-- begin INFORMATION SUPPLIED --

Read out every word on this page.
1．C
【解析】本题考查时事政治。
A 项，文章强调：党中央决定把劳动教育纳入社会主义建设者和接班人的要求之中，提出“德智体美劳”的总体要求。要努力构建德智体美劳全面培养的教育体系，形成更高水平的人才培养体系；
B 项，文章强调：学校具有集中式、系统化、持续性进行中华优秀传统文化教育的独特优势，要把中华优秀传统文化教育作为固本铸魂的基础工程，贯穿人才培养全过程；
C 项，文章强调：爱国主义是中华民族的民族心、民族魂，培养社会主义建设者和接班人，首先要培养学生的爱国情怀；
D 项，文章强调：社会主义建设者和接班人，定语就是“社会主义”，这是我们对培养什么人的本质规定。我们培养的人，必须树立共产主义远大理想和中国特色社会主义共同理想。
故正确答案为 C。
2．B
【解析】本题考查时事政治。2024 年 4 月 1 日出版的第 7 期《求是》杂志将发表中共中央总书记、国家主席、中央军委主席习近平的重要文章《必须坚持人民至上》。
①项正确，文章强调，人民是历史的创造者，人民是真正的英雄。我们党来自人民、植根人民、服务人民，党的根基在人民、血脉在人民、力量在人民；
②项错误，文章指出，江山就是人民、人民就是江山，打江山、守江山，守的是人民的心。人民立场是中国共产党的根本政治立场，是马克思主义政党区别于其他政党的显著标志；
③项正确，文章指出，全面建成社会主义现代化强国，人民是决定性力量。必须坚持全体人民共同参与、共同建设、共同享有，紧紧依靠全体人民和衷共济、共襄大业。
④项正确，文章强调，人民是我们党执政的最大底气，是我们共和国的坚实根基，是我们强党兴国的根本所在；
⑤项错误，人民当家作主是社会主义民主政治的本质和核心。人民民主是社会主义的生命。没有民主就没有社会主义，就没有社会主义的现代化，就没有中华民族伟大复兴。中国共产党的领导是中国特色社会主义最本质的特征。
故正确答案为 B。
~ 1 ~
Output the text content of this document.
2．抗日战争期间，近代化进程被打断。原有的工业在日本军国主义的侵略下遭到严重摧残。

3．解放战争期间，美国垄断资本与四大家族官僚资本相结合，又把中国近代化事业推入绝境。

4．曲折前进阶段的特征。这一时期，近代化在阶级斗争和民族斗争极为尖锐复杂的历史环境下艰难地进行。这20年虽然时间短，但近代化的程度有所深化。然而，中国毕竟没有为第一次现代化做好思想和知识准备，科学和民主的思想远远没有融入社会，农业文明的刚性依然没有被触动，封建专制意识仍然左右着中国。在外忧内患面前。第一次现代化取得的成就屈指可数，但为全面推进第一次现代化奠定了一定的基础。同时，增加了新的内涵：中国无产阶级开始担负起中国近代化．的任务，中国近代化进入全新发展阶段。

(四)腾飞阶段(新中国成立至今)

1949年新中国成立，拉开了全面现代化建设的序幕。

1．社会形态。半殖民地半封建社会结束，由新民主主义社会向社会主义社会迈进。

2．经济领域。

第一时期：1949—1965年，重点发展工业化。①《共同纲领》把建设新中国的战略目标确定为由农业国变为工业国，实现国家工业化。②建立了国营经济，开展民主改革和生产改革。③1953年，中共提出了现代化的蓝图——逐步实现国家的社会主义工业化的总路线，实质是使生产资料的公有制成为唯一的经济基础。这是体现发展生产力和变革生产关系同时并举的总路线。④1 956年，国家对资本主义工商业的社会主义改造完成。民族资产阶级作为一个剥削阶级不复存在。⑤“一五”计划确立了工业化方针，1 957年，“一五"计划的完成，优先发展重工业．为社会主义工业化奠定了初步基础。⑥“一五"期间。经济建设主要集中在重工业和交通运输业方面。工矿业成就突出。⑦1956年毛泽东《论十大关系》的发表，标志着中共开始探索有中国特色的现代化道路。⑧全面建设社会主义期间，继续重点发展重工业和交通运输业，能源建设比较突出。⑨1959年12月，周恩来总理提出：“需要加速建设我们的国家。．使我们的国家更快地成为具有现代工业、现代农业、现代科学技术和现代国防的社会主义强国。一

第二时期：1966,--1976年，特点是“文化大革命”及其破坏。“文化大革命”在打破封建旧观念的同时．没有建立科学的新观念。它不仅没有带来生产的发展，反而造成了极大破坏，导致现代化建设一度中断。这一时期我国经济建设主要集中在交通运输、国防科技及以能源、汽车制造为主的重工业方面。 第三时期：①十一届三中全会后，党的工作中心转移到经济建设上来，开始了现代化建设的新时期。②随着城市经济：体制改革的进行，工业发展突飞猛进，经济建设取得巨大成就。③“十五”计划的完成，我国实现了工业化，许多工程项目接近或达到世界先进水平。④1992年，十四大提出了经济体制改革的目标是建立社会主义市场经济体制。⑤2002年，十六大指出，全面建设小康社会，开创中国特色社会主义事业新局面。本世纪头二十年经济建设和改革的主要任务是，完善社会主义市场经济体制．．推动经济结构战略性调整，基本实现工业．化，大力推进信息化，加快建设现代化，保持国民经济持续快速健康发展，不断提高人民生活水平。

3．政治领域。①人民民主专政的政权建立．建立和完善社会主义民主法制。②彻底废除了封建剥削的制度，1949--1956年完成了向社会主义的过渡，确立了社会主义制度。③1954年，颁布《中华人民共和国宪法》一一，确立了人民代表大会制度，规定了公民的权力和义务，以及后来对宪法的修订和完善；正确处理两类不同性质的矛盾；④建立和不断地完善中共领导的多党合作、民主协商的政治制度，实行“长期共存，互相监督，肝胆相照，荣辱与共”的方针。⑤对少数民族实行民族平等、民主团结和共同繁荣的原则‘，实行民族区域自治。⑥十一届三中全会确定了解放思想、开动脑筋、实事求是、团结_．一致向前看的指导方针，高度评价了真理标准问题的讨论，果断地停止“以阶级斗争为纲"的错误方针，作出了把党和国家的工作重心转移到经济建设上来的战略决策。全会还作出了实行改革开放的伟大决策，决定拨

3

-- end INFORMATION SUPPLIED --

OBJECTIVE →
Check every line of the data, and copy the ones that contain "this".

WRITTEN SOLUTION →
Read out every word on this page.
Output the text content of this document.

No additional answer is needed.